(Collected data)
■ ■ ■ ■ ■ ■ ■

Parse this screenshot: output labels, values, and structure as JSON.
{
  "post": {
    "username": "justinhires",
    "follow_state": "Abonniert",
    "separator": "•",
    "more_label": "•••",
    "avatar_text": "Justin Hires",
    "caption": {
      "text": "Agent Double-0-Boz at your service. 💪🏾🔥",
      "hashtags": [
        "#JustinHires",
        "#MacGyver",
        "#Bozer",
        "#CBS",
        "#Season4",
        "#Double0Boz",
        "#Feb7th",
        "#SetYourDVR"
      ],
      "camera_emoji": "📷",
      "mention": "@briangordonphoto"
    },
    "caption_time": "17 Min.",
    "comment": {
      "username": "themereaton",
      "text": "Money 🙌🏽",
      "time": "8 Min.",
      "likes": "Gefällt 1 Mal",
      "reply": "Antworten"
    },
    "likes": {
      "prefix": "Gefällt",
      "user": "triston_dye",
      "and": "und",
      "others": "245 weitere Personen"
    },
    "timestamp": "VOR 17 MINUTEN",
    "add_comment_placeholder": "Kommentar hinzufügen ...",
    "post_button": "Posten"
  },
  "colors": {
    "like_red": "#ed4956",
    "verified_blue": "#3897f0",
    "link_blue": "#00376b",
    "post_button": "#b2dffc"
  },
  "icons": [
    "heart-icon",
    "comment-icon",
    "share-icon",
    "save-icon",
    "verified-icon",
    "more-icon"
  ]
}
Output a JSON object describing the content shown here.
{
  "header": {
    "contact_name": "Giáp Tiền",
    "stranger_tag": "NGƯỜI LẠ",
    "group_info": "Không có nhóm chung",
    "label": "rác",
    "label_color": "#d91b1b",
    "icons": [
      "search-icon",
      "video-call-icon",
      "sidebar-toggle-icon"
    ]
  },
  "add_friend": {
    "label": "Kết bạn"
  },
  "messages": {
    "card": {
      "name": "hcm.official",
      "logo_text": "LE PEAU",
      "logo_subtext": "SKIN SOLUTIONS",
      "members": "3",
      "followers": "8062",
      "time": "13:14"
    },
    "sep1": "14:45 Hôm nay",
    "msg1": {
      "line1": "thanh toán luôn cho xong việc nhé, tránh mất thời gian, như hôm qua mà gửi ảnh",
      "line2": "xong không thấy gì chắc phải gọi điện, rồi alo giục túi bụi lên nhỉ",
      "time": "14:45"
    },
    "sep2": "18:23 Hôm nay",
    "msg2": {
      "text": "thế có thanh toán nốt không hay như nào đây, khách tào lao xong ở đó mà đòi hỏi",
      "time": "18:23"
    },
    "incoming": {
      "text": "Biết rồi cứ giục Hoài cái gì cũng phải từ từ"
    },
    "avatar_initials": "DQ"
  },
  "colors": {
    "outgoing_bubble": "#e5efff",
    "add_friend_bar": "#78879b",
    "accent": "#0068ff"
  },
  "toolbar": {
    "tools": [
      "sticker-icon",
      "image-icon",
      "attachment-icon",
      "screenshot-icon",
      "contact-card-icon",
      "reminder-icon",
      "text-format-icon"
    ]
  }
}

■ ■ ■ ■ ■ ■ ■

PROBLEM
Using the entries above, please restate each one word for word.

TASK ANSWER
Parse this screenshot: output labels, values, and structure as JSON.
{
  "post": {
    "username": "justinhires",
    "follow_state": "Abonniert",
    "separator": "•",
    "more_label": "•••",
    "avatar_text": "Justin Hires",
    "caption": {
      "text": "Agent Double-0-Boz at your service. 💪🏾🔥",
      "hashtags": [
        "#JustinHires",
        "#MacGyver",
        "#Bozer",
        "#CBS",
        "#Season4",
        "#Double0Boz",
        "#Feb7th",
        "#SetYourDVR"
      ],
      "camera_emoji": "📷",
      "mention": "@briangordonphoto"
    },
    "caption_time": "17 Min.",
    "comment": {
      "username": "themereaton",
      "text": "Money 🙌🏽",
      "time": "8 Min.",
      "likes": "Gefällt 1 Mal",
      "reply": "Antworten"
    },
    "likes": {
      "prefix": "Gefällt",
      "user": "triston_dye",
      "and": "und",
      "others": "245 weitere Personen"
    },
    "timestamp": "VOR 17 MINUTEN",
    "add_comment_placeholder": "Kommentar hinzufügen ...",
    "post_button": "Posten"
  },
  "colors": {
    "like_red": "#ed4956",
    "verified_blue": "#3897f0",
    "link_blue": "#00376b",
    "post_button": "#b2dffc"
  },
  "icons": [
    "heart-icon",
    "comment-icon",
    "share-icon",
    "save-icon",
    "verified-icon",
    "more-icon"
  ]
}
Output a JSON object describing the content shown here.
{
  "header": {
    "contact_name": "Giáp Tiền",
    "stranger_tag": "NGƯỜI LẠ",
    "group_info": "Không có nhóm chung",
    "label": "rác",
    "label_color": "#d91b1b",
    "icons": [
      "search-icon",
      "video-call-icon",
      "sidebar-toggle-icon"
    ]
  },
  "add_friend": {
    "label": "Kết bạn"
  },
  "messages": {
    "card": {
      "name": "hcm.official",
      "logo_text": "LE PEAU",
      "logo_subtext": "SKIN SOLUTIONS",
      "members": "3",
      "followers": "8062",
      "time": "13:14"
    },
    "sep1": "14:45 Hôm nay",
    "msg1": {
      "line1": "thanh toán luôn cho xong việc nhé, tránh mất thời gian, như hôm qua mà gửi ảnh",
      "line2": "xong không thấy gì chắc phải gọi điện, rồi alo giục túi bụi lên nhỉ",
      "time": "14:45"
    },
    "sep2": "18:23 Hôm nay",
    "msg2": {
      "text": "thế có thanh toán nốt không hay như nào đây, khách tào lao xong ở đó mà đòi hỏi",
      "time": "18:23"
    },
    "incoming": {
      "text": "Biết rồi cứ giục Hoài cái gì cũng phải từ từ"
    },
    "avatar_initials": "DQ"
  },
  "colors": {
    "outgoing_bubble": "#e5efff",
    "add_friend_bar": "#78879b",
    "accent": "#0068ff"
  },
  "toolbar": {
    "tools": [
      "sticker-icon",
      "image-icon",
      "attachment-icon",
      "screenshot-icon",
      "contact-card-icon",
      "reminder-icon",
      "text-format-icon"
    ]
  }
}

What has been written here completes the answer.